→ **EXERCISE INSTRUCTIONS**
Locate the lines of the listing below that hold "bottom", then copy each of them.

(Structured figure records)
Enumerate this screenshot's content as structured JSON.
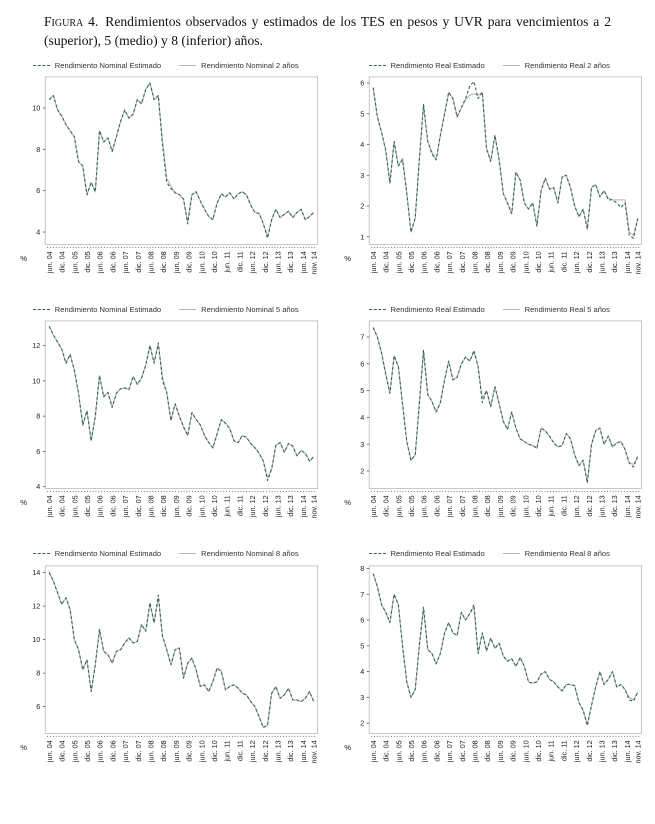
{
  "figure": {
    "title_prefix": "Figura 4.",
    "title_rest": "Rendimientos observados y estimados de los TES en pesos y UVR para vencimientos a 2 (superior), 5 (medio) y 8 (inferior) años."
  },
  "colors": {
    "estimated_line": "#2f6b51",
    "observed_line": "#b4b4b4",
    "plot_border": "#b8b8b8",
    "axis_text": "#222222"
  },
  "axis": {
    "percent_label": "%",
    "x_total_months": 125,
    "x_tick_months": [
      0,
      6,
      12,
      18,
      24,
      30,
      36,
      42,
      48,
      54,
      60,
      66,
      72,
      78,
      84,
      90,
      96,
      102,
      108,
      114,
      120,
      125
    ],
    "x_tick_labels": [
      "jun. 04",
      "dic. 04",
      "jun. 05",
      "dic. 05",
      "jun. 06",
      "dic. 06",
      "jun. 07",
      "dic. 07",
      "jun. 08",
      "dic. 08",
      "jun. 09",
      "dic. 09",
      "jun. 10",
      "dic. 10",
      "jun. 11",
      "dic. 11",
      "jun. 12",
      "dic. 12",
      "jun. 13",
      "dic. 13",
      "jun. 14",
      "nov. 14"
    ]
  },
  "chart_data": [
    {
      "id": "nominal-2y",
      "type": "line",
      "position": "top-left",
      "legend": [
        "Rendimiento Nominal Estimado",
        "Rendimiento Nominal 2 años"
      ],
      "ylim": [
        3.4,
        11.5
      ],
      "yticks": [
        4,
        6,
        8,
        10
      ],
      "series": [
        {
          "name": "Rendimiento Nominal Estimado",
          "style": "dashed-green",
          "values": [
            10.4,
            10.6,
            9.9,
            9.6,
            9.2,
            8.9,
            8.6,
            7.4,
            7.2,
            5.8,
            6.4,
            5.95,
            8.9,
            8.35,
            8.55,
            7.9,
            8.6,
            9.35,
            9.9,
            9.5,
            9.7,
            10.4,
            10.2,
            10.9,
            11.2,
            10.4,
            10.6,
            8.2,
            6.4,
            6.1,
            5.9,
            5.8,
            5.6,
            4.4,
            5.8,
            5.95,
            5.5,
            5.1,
            4.75,
            4.6,
            5.4,
            5.85,
            5.7,
            5.9,
            5.6,
            5.85,
            5.95,
            5.8,
            5.3,
            4.95,
            4.9,
            4.4,
            3.7,
            4.6,
            5.1,
            4.7,
            4.85,
            5.0,
            4.7,
            4.95,
            5.1,
            4.6,
            4.75,
            4.95
          ]
        },
        {
          "name": "Rendimiento Nominal 2 años",
          "style": "solid-gray",
          "values": [
            10.4,
            10.6,
            9.9,
            9.6,
            9.2,
            8.9,
            8.6,
            7.4,
            7.2,
            5.8,
            6.4,
            5.95,
            8.9,
            8.35,
            8.55,
            7.9,
            8.6,
            9.35,
            9.9,
            9.5,
            9.7,
            10.4,
            10.2,
            10.9,
            11.2,
            10.4,
            10.55,
            8.4,
            6.6,
            6.2,
            5.9,
            5.8,
            5.6,
            4.5,
            5.8,
            5.95,
            5.5,
            5.1,
            4.75,
            4.6,
            5.4,
            5.85,
            5.7,
            5.9,
            5.6,
            5.85,
            5.95,
            5.8,
            5.3,
            4.95,
            4.9,
            4.4,
            3.8,
            4.6,
            5.1,
            4.7,
            4.85,
            5.0,
            4.7,
            4.95,
            5.1,
            4.6,
            4.75,
            4.95
          ]
        }
      ]
    },
    {
      "id": "real-2y",
      "type": "line",
      "position": "top-right",
      "legend": [
        "Rendimiento Real Estimado",
        "Rendimiento Real 2 años"
      ],
      "ylim": [
        0.75,
        6.2
      ],
      "yticks": [
        1,
        2,
        3,
        4,
        5,
        6
      ],
      "series": [
        {
          "name": "Rendimiento Real Estimado",
          "style": "dashed-green",
          "values": [
            5.85,
            4.9,
            4.4,
            3.8,
            2.75,
            4.1,
            3.3,
            3.5,
            2.4,
            1.15,
            1.6,
            3.5,
            5.3,
            4.1,
            3.7,
            3.5,
            4.3,
            5.0,
            5.7,
            5.5,
            4.9,
            5.2,
            5.5,
            5.9,
            6.05,
            5.5,
            5.7,
            3.85,
            3.45,
            4.3,
            3.5,
            2.4,
            2.1,
            1.75,
            3.1,
            2.85,
            2.1,
            1.9,
            2.1,
            1.35,
            2.5,
            2.9,
            2.55,
            2.6,
            2.1,
            2.95,
            3.0,
            2.6,
            2.0,
            1.65,
            1.9,
            1.25,
            2.6,
            2.7,
            2.3,
            2.5,
            2.2,
            2.2,
            2.1,
            1.95,
            2.1,
            1.05,
            0.95,
            1.6
          ]
        },
        {
          "name": "Rendimiento Real 2 años",
          "style": "solid-gray",
          "values": [
            5.85,
            4.9,
            4.4,
            3.8,
            2.75,
            4.1,
            3.3,
            3.55,
            2.45,
            1.15,
            1.6,
            3.5,
            5.3,
            4.1,
            3.75,
            3.5,
            4.3,
            5.0,
            5.7,
            5.5,
            4.9,
            5.2,
            5.45,
            5.6,
            5.65,
            5.6,
            5.7,
            3.9,
            3.45,
            4.3,
            3.5,
            2.4,
            2.1,
            1.75,
            3.1,
            2.85,
            2.1,
            1.9,
            2.1,
            1.35,
            2.5,
            2.9,
            2.55,
            2.6,
            2.1,
            2.95,
            3.0,
            2.6,
            2.0,
            1.65,
            1.9,
            1.25,
            2.6,
            2.7,
            2.3,
            2.5,
            2.25,
            2.2,
            2.2,
            2.2,
            2.2,
            1.15,
            1.05,
            1.55
          ]
        }
      ]
    },
    {
      "id": "nominal-5y",
      "type": "line",
      "position": "middle-left",
      "legend": [
        "Rendimiento Nominal Estimado",
        "Rendimiento Nominal 5 años"
      ],
      "ylim": [
        3.9,
        13.4
      ],
      "yticks": [
        4,
        6,
        8,
        10,
        12
      ],
      "series": [
        {
          "name": "Rendimiento Nominal Estimado",
          "style": "dashed-green",
          "values": [
            13.1,
            12.6,
            12.2,
            11.8,
            11.0,
            11.5,
            10.6,
            9.3,
            7.5,
            8.3,
            6.6,
            8.0,
            10.3,
            9.1,
            9.35,
            8.5,
            9.3,
            9.55,
            9.6,
            9.5,
            10.25,
            9.8,
            10.15,
            10.9,
            12.0,
            11.0,
            12.15,
            10.0,
            9.35,
            7.75,
            8.7,
            8.0,
            7.4,
            6.9,
            8.2,
            7.8,
            7.5,
            6.9,
            6.5,
            6.2,
            7.0,
            7.8,
            7.6,
            7.3,
            6.6,
            6.5,
            6.9,
            6.8,
            6.45,
            6.2,
            5.9,
            5.45,
            4.35,
            5.0,
            6.35,
            6.5,
            5.95,
            6.45,
            6.3,
            5.75,
            6.05,
            5.9,
            5.45,
            5.7
          ]
        },
        {
          "name": "Rendimiento Nominal 5 años",
          "style": "solid-gray",
          "values": [
            13.1,
            12.6,
            12.2,
            11.8,
            11.0,
            11.5,
            10.6,
            9.3,
            7.5,
            8.3,
            6.6,
            8.0,
            10.3,
            9.1,
            9.35,
            8.5,
            9.3,
            9.55,
            9.6,
            9.5,
            10.25,
            9.8,
            10.15,
            10.9,
            12.0,
            11.05,
            12.1,
            10.2,
            9.35,
            7.75,
            8.7,
            8.0,
            7.4,
            6.9,
            8.2,
            7.8,
            7.5,
            6.9,
            6.5,
            6.2,
            7.0,
            7.8,
            7.6,
            7.3,
            6.6,
            6.5,
            6.9,
            6.8,
            6.45,
            6.2,
            5.9,
            5.45,
            4.5,
            5.0,
            6.35,
            6.5,
            5.95,
            6.45,
            6.3,
            5.75,
            6.05,
            5.9,
            5.45,
            5.7
          ]
        }
      ]
    },
    {
      "id": "real-5y",
      "type": "line",
      "position": "middle-right",
      "legend": [
        "Rendimiento Real Estimado",
        "Rendimiento Real 5 años"
      ],
      "ylim": [
        1.35,
        7.6
      ],
      "yticks": [
        2,
        3,
        4,
        5,
        6,
        7
      ],
      "series": [
        {
          "name": "Rendimiento Real Estimado",
          "style": "dashed-green",
          "values": [
            7.35,
            7.0,
            6.4,
            5.6,
            4.9,
            6.3,
            5.9,
            4.5,
            3.1,
            2.4,
            2.6,
            4.5,
            6.5,
            4.85,
            4.6,
            4.2,
            4.55,
            5.4,
            6.1,
            5.4,
            5.5,
            6.0,
            6.25,
            6.1,
            6.5,
            5.9,
            4.55,
            5.0,
            4.4,
            5.15,
            4.5,
            3.85,
            3.55,
            4.2,
            3.6,
            3.2,
            3.1,
            3.0,
            2.95,
            2.85,
            3.6,
            3.5,
            3.3,
            3.05,
            2.9,
            2.95,
            3.4,
            3.2,
            2.6,
            2.2,
            2.4,
            1.55,
            3.0,
            3.5,
            3.6,
            3.0,
            3.3,
            2.9,
            3.05,
            3.1,
            2.8,
            2.3,
            2.15,
            2.55
          ]
        },
        {
          "name": "Rendimiento Real 5 años",
          "style": "solid-gray",
          "values": [
            7.35,
            7.0,
            6.4,
            5.6,
            4.9,
            6.3,
            5.9,
            4.5,
            3.1,
            2.4,
            2.6,
            4.5,
            6.5,
            4.85,
            4.6,
            4.2,
            4.55,
            5.4,
            6.1,
            5.4,
            5.5,
            6.0,
            6.25,
            6.1,
            6.45,
            5.9,
            4.7,
            5.0,
            4.4,
            5.15,
            4.5,
            3.85,
            3.55,
            4.2,
            3.6,
            3.2,
            3.1,
            3.0,
            2.95,
            2.85,
            3.6,
            3.5,
            3.3,
            3.05,
            2.9,
            2.95,
            3.4,
            3.2,
            2.6,
            2.2,
            2.4,
            1.6,
            3.0,
            3.5,
            3.6,
            3.0,
            3.3,
            2.9,
            3.05,
            3.1,
            2.8,
            2.3,
            2.25,
            2.5
          ]
        }
      ]
    },
    {
      "id": "nominal-8y",
      "type": "line",
      "position": "bottom-left",
      "legend": [
        "Rendimiento Nominal Estimado",
        "Rendimiento Nominal 8 años"
      ],
      "ylim": [
        4.4,
        14.4
      ],
      "yticks": [
        6,
        8,
        10,
        12,
        14
      ],
      "series": [
        {
          "name": "Rendimiento Nominal Estimado",
          "style": "dashed-green",
          "values": [
            14.0,
            13.5,
            12.8,
            12.1,
            12.5,
            11.8,
            10.0,
            9.4,
            8.2,
            8.8,
            6.9,
            8.5,
            10.6,
            9.3,
            9.1,
            8.6,
            9.3,
            9.4,
            9.8,
            10.1,
            9.8,
            9.9,
            10.9,
            10.5,
            12.2,
            11.0,
            12.65,
            10.2,
            9.4,
            8.5,
            9.4,
            9.5,
            7.7,
            8.6,
            8.9,
            8.2,
            7.2,
            7.3,
            6.9,
            7.5,
            8.3,
            8.1,
            7.0,
            7.2,
            7.3,
            7.1,
            6.8,
            6.7,
            6.3,
            6.0,
            5.4,
            4.75,
            4.9,
            6.8,
            7.2,
            6.5,
            6.7,
            7.1,
            6.4,
            6.4,
            6.3,
            6.5,
            6.9,
            6.3
          ]
        },
        {
          "name": "Rendimiento Nominal 8 años",
          "style": "solid-gray",
          "values": [
            14.05,
            13.5,
            12.8,
            12.1,
            12.5,
            11.8,
            10.0,
            9.4,
            8.2,
            8.8,
            6.9,
            8.5,
            10.6,
            9.3,
            9.1,
            8.6,
            9.3,
            9.4,
            9.8,
            10.1,
            9.8,
            9.9,
            10.9,
            10.5,
            12.15,
            11.0,
            12.5,
            10.2,
            9.4,
            8.5,
            9.4,
            9.5,
            7.7,
            8.6,
            8.9,
            8.2,
            7.2,
            7.3,
            6.9,
            7.5,
            8.3,
            8.1,
            7.0,
            7.2,
            7.3,
            7.1,
            6.8,
            6.7,
            6.3,
            6.0,
            5.4,
            4.75,
            4.9,
            6.8,
            7.2,
            6.5,
            6.7,
            7.1,
            6.4,
            6.4,
            6.3,
            6.5,
            6.9,
            6.3
          ]
        }
      ]
    },
    {
      "id": "real-8y",
      "type": "line",
      "position": "bottom-right",
      "legend": [
        "Rendimiento Real Estimado",
        "Rendimiento Real 8 años"
      ],
      "ylim": [
        1.6,
        8.1
      ],
      "yticks": [
        2,
        3,
        4,
        5,
        6,
        7,
        8
      ],
      "series": [
        {
          "name": "Rendimiento Real Estimado",
          "style": "dashed-green",
          "values": [
            7.8,
            7.3,
            6.6,
            6.3,
            5.9,
            7.0,
            6.6,
            5.0,
            3.6,
            3.0,
            3.3,
            5.0,
            6.5,
            4.85,
            4.7,
            4.3,
            4.7,
            5.5,
            5.9,
            5.5,
            5.4,
            6.3,
            6.0,
            6.25,
            6.6,
            4.7,
            5.5,
            4.8,
            5.3,
            4.9,
            5.1,
            4.6,
            4.4,
            4.5,
            4.2,
            4.55,
            4.2,
            3.6,
            3.55,
            3.6,
            3.9,
            4.0,
            3.7,
            3.6,
            3.4,
            3.25,
            3.5,
            3.5,
            3.45,
            2.8,
            2.5,
            1.9,
            2.7,
            3.4,
            4.0,
            3.5,
            3.7,
            4.0,
            3.4,
            3.5,
            3.3,
            2.9,
            2.85,
            3.2
          ]
        },
        {
          "name": "Rendimiento Real 8 años",
          "style": "solid-gray",
          "values": [
            7.8,
            7.3,
            6.6,
            6.3,
            5.9,
            7.0,
            6.6,
            5.0,
            3.6,
            3.0,
            3.3,
            5.0,
            6.45,
            4.85,
            4.7,
            4.3,
            4.7,
            5.5,
            5.9,
            5.5,
            5.4,
            6.3,
            6.0,
            6.25,
            6.5,
            4.7,
            5.5,
            4.8,
            5.3,
            4.9,
            5.1,
            4.6,
            4.4,
            4.5,
            4.2,
            4.55,
            4.2,
            3.6,
            3.55,
            3.6,
            3.9,
            4.0,
            3.7,
            3.6,
            3.4,
            3.25,
            3.5,
            3.5,
            3.45,
            2.8,
            2.5,
            1.95,
            2.7,
            3.4,
            4.0,
            3.5,
            3.7,
            4.0,
            3.4,
            3.5,
            3.3,
            3.0,
            2.9,
            3.2
          ]
        }
      ]
    }
  ]
}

→ **SOLVED EXERCISE**
      "position": "bottom-left",
      "position": "bottom-right",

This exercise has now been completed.